Stored items:
^^^^
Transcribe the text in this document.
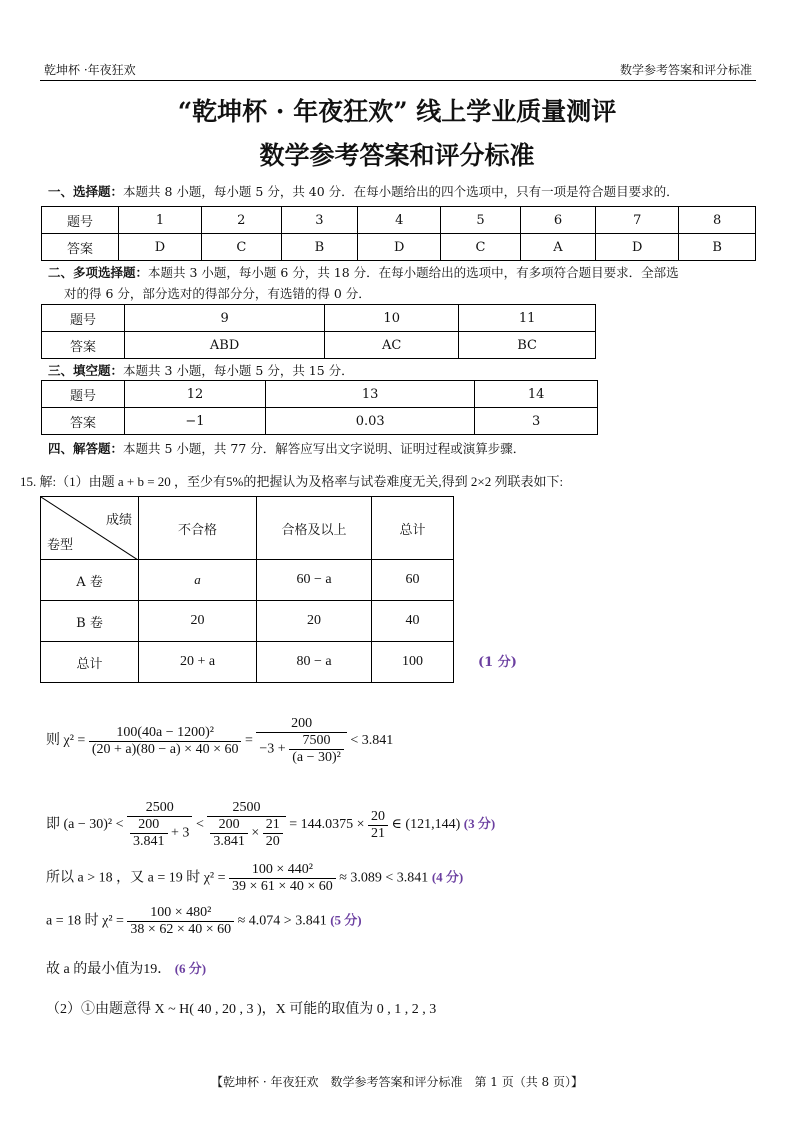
乾坤杯 ·年夜狂欢	数学参考答案和评分标准
“乾坤杯 · 年夜狂欢” 线上学业质量测评
数学参考答案和评分标准
一、选择题：本题共 8 小题，每小题 5 分，共 40 分．在每小题给出的四个选项中，只有一项是符合题目要求的．
题号	1	2	3	4	5	6	7	8
答案	D	C	B	D	C	A	D	B
二、多项选择题：本题共 3 小题，每小题 6 分，共 18 分．在每小题给出的选项中，有多项符合题目要求．全部选
对的得 6 分，部分选对的得部分分，有选错的得 0 分．
题号	9	10	11
答案	ABD	AC	BC
三、填空题：本题共 3 小题，每小题 5 分，共 15 分．
题号	12	13	14
答案	−1	0.03	3
四、解答题：本题共 5 小题，共 77 分．解答应写出文字说明、证明过程或演算步骤．
15. 解:（1）由题 a + b = 20 ，至少有5%的把握认为及格率与试卷难度无关,得到 2×2 列联表如下:
成绩
卷型	不合格	合格及以上	总计
A 卷	a	60 − a	60
B 卷	20	20	40
总计	20 + a	80 − a	100	(1 分)
则 $\chi^2 = \frac{\text{100(40a − 1200)²}}{(20 + a)(80 - a) \times 40 \times 60} = \frac{200}{-3 + \frac{7500}{\text{(a − 30)²}}} < 3.841$
即 $(a - 30)^2 < \frac{2500}{\frac{200}{3.841} + 3}$ <
2500
$\frac{200}{3.841} \times \frac{21}{20} = 144.0375 \times \frac{20}{21}$ ∈ (121,144) (3 分)
所以 a > 18 ，又 a = 19 时 $\chi^2 = \frac{\text{100 × 440²}}{39 \times 61 \times 40 \times 60} \approx 3.089 < 3.841$ (4 分)
a = 18 时 $\chi^2 = \frac{\text{100 × 480²}}{38 \times 62 \times 40 \times 60} \approx 4.074 > 3.841$ (5 分)
故 a 的最小值为19． (6 分)
（2）①由题意得 X ~ H( 40 , 20 , 3 )，X 可能的取值为 0 , 1 , 2 , 3
【乾坤杯 · 年夜狂欢　数学参考答案和评分标准　第 1 页（共 8 页）】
^^^^
> **Problem to solve**
Every line in the data that holds "年夜狂欢" should be copied out.

> **Output below**
乾坤杯 ·年夜狂欢	数学参考答案和评分标准
“乾坤杯 · 年夜狂欢” 线上学业质量测评
【乾坤杯 · 年夜狂欢　数学参考答案和评分标准　第 1 页（共 8 页）】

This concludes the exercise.